───── Source records ─────
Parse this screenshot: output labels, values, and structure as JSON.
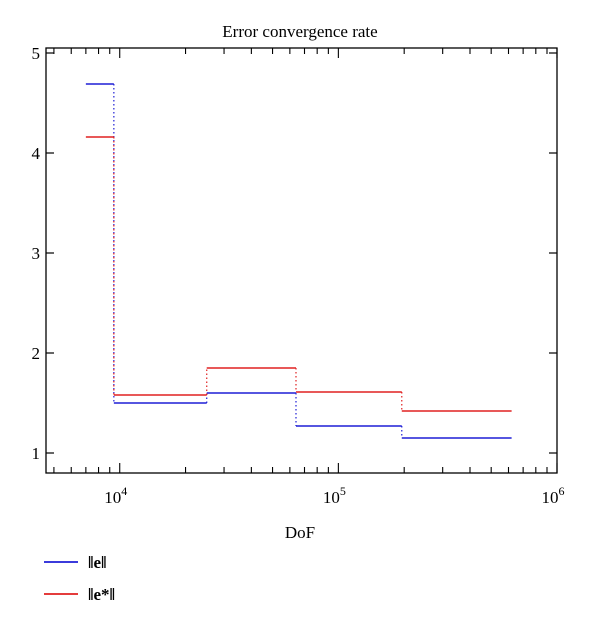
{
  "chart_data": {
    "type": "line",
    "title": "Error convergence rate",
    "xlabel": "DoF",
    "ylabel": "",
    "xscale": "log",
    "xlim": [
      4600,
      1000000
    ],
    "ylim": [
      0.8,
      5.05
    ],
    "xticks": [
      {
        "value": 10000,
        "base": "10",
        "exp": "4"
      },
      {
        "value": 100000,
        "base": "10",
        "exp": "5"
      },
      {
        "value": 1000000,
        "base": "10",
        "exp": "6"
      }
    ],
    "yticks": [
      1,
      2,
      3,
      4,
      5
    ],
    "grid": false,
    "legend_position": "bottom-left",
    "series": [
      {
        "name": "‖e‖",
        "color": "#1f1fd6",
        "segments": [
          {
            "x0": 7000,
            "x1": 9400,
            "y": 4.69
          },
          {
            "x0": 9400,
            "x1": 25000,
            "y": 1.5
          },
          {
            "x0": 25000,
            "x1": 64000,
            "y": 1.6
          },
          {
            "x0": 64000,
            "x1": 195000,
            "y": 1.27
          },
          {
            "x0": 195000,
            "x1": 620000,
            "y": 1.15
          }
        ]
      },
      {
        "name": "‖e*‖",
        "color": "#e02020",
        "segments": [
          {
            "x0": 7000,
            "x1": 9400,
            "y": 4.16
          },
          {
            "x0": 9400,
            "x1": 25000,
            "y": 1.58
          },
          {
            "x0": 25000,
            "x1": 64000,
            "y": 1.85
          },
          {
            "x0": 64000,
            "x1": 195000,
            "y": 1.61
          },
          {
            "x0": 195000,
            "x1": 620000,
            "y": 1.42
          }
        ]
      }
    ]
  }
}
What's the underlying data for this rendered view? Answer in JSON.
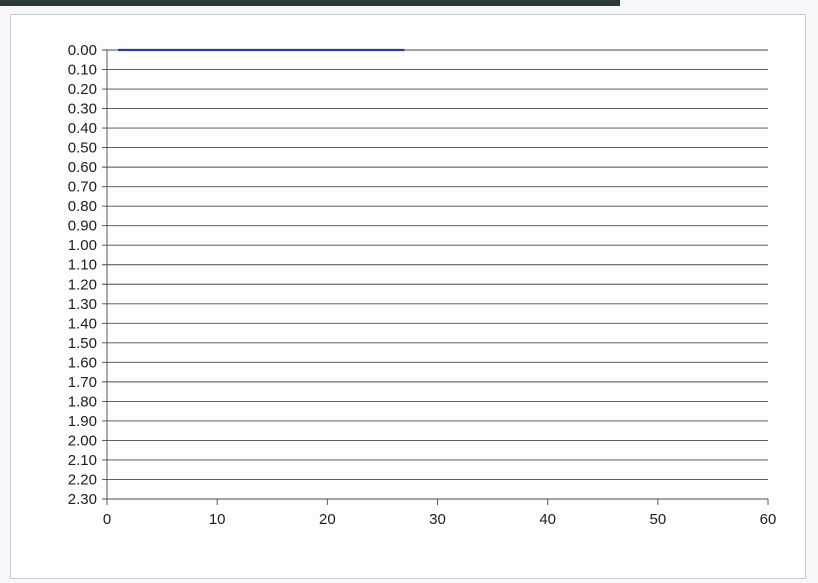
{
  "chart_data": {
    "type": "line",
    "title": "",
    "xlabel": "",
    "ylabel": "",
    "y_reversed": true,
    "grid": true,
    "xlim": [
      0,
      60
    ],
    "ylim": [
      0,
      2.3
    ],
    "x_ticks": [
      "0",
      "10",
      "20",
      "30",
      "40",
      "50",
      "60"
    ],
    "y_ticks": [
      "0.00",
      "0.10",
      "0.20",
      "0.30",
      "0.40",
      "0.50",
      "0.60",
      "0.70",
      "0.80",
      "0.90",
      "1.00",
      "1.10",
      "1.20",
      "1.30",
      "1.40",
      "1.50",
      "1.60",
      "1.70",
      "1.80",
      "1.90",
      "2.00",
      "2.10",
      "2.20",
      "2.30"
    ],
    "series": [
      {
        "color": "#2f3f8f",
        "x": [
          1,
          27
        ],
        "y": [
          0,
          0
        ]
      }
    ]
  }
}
─────
> _Stated exercise_: Give only the number of lines in the material above that include the word "this".

> _Response to the task_: 2